__TEXT SHOWN__
----
UVa faculty seek reinstatement of president
Jun 18, 2012, 9:58 PM
Associated Press
CHARLOTTESVILLE, Va. (AP) – University of Virginia faculty leaders on Monday demanded the reinstatement of the school’s president and the resignation of two board members involved in her ouster. Officials gave no sign of complying, but acknowledged they could have handled Teresa Sullivan’s abrupt departure better.
“We recognize that, while genuinely well-intended to protect the dignity of all parties, our actions too readily lent themselves to perceptions of being opaque and not in keeping with the honored traditions of this university,” Rector Helan Dragas said in a statement issued by the university.
“For that reason, let me state clearly and unequivocally: You, our U.Va. family, deserved better from this board, and we have heard your concerns loud and clear.”
That wasn’t good enough for members of the Faculty Senate, who earlier met privately with board members to demand the removal of both Dragas and Vice Rector Mark J. Kington. The Senate’s executive committee also requested that faculty be given a voting position on the board, known as the Board of Visitors.
The encounter came shortly before the board was to discuss and possibly vote on an interim successor to Sullivan.
Outside the Rotunda, the university’s signature building where the meeting took place, about 2,000 people gathered to show their support for the ousted president.
A little girl wearing a U.Va. cap held a sign that read, “We don’t treat people this way.” Several people carried signs bearing the likeness of university founder Thomas Jefferson and quoting his 1820 pledge that the school would “follow truth wherever it may lead.”
Sullivan stepped out to greet the crowd after addressing the board, and was met with thunderous cheers and chants of “U-V-A! U-V-A!” before returning inside.
----
__EXTRACTED RECORDS__
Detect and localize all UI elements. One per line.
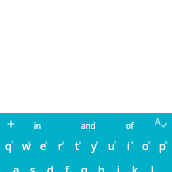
staticText: of [126,120,134,131]
button[interactable]: y [79,134,109,156]
button[interactable]: A [150,113,170,131]
button[interactable]: r [45,134,75,156]
staticText: 0 [165,140,168,145]
staticText: j [117,162,120,172]
staticText: and [81,120,96,131]
staticText: a [13,162,20,172]
button[interactable]: f [52,158,82,172]
staticText: 9 [148,140,151,145]
staticText: p [159,138,166,153]
button[interactable]: e [28,134,58,156]
staticText: h [98,162,105,172]
staticText: A [155,116,161,128]
button[interactable]: o [130,134,160,156]
button[interactable]: u [96,134,126,156]
staticText: r [58,138,63,153]
staticText: u [108,138,115,153]
staticText: w [22,138,31,153]
button[interactable]: i [113,134,143,156]
button[interactable]: l [137,158,167,172]
staticText: 3 [45,140,48,145]
staticText: in [34,120,42,131]
staticText: 1 [11,140,14,145]
button[interactable]: a [1,158,31,172]
button[interactable]: q [0,134,23,156]
staticText: y [91,138,97,153]
button[interactable]: g [69,158,99,172]
button[interactable]: p [147,134,172,156]
staticText: o [142,138,149,153]
staticText: 2 [28,140,31,145]
staticText: 5 [79,140,82,145]
button[interactable]: and [73,114,103,136]
staticText: e [40,138,47,153]
staticText: t [75,138,79,153]
button[interactable]: in [23,114,53,136]
staticText: q [5,138,12,153]
button[interactable] [3,116,19,132]
staticText: 8 [131,140,134,145]
button[interactable]: j [103,158,133,172]
staticText: l [151,162,154,172]
button[interactable]: of [115,114,145,136]
button[interactable]: w [11,134,41,156]
button[interactable]: k [120,158,150,172]
staticText: f [65,162,69,172]
button[interactable]: h [86,158,116,172]
button[interactable]: s [18,158,48,172]
button[interactable]: t [62,134,92,156]
staticText: k [132,162,138,172]
staticText: s [30,162,36,172]
staticText: 7 [114,140,117,145]
staticText: g [81,162,88,172]
staticText: i [127,138,130,153]
staticText: 4 [62,140,65,145]
button[interactable]: d [35,158,65,172]
staticText: 6 [96,140,99,145]
staticText: d [47,162,54,172]
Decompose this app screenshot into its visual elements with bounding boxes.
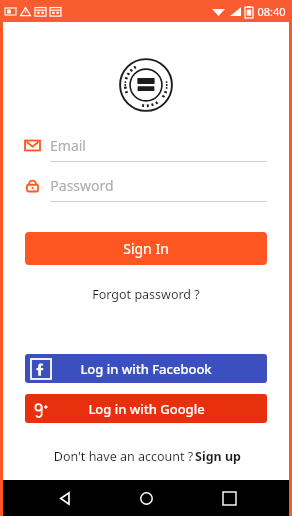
- staticText: 08:40: [257, 4, 286, 19]
- button[interactable]: Don't have an account ?: [46, 444, 247, 469]
- staticText: Log in with Facebook: [80, 360, 212, 378]
- staticText: Don't have an account ?: [52, 448, 195, 465]
- staticText: Password: [50, 176, 114, 195]
- staticText: Log in with Google: [88, 400, 205, 418]
- button[interactable]: Recent apps: [207, 480, 251, 516]
- button[interactable]: Log in with Facebook: [25, 354, 267, 383]
- button[interactable]: Log in with Google: [25, 394, 267, 423]
- button[interactable]: Forgot password ?: [86, 283, 206, 306]
- staticText: Email: [50, 136, 86, 155]
- staticText: Sign In: [123, 239, 169, 258]
- staticText: Sign up: [195, 448, 241, 465]
- button[interactable]: Sign In: [25, 232, 267, 265]
- staticText: Forgot password ?: [92, 286, 200, 303]
- button[interactable]: Home: [124, 480, 168, 516]
- button[interactable]: Back: [42, 480, 86, 516]
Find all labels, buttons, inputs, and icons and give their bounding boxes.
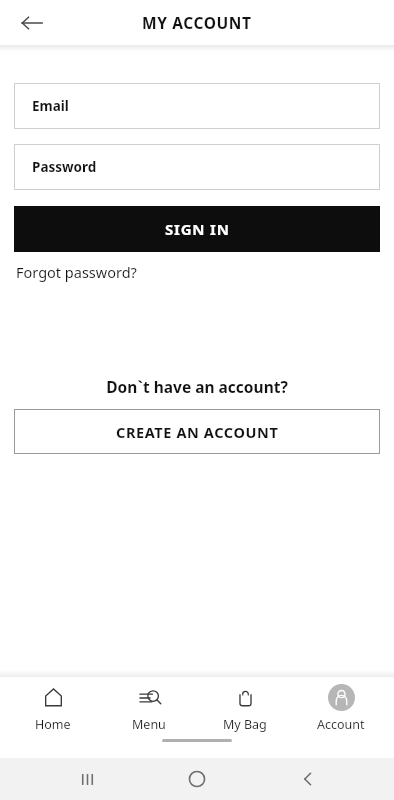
----
__WORK TO COMPLETE__
Continue the news report above on the University of Virginia faculty's demand to reinstate Teresa Sullivan, beginning right after its final sentence.

__RESULT OF THIS TASK__
She emerged again later and thanked the crowd for “making this a great university” but said she would not comment further. As she walked away through the parted crowd, people serenaded her with the school song, “The Good Ole Song.”
Sullivan had said earlier that her departure was due to “philosophical differences” with the board. The panel never formally voted on Sullivan’s departure or fully explained it, touching off a furor among faculty, administrators, students, donors and alumni. Dragas announced the resignation on June 10.
Across the street, along a stretch of bustling shops and restaurants, a group of mathematics graduate students attending summer school said that they were concerned the Board of Visitors might be trying to run the university like a corporation. Dragas is a Virginia Beach developer, and Kington is president of a northern Virginia management company.
David Lipman, a second-year doctoral student, said that emails students received from the Board of Visitors about Sullivan’s resignation contained “total corporate-speak,” including references to cost-cutting and strategic plans.
“If I were a professor or administrator I wouldn’t want to come to U.Va.,” said Peter Bonventre, also a second-year PhD student.
The furor over Sullivan’s ouster could hit the university in the pocketbook. Several donors are withdrawing their pledges over the issue, including longtime benefactor Hunter Smith, who along with her late husband, Carl W. Smith, has given millions to the school. Smith said she will withhold further support until Dragas, Kington and other board members are removed.
“I love this school and they deserve better than what’s been done,” Smith said Monday in a telephone interview. “I’m not going to condone what’s been done.”
Another prominent U.Va. benefactor took the opposite stance, however. In an op-ed article Sunday in the local newspaper, The Daily Progress, Paul Tudor Jones II said Sullivan’s departure is “a clarion call from the Board of Visitors that business as usual is not acceptable anymore.”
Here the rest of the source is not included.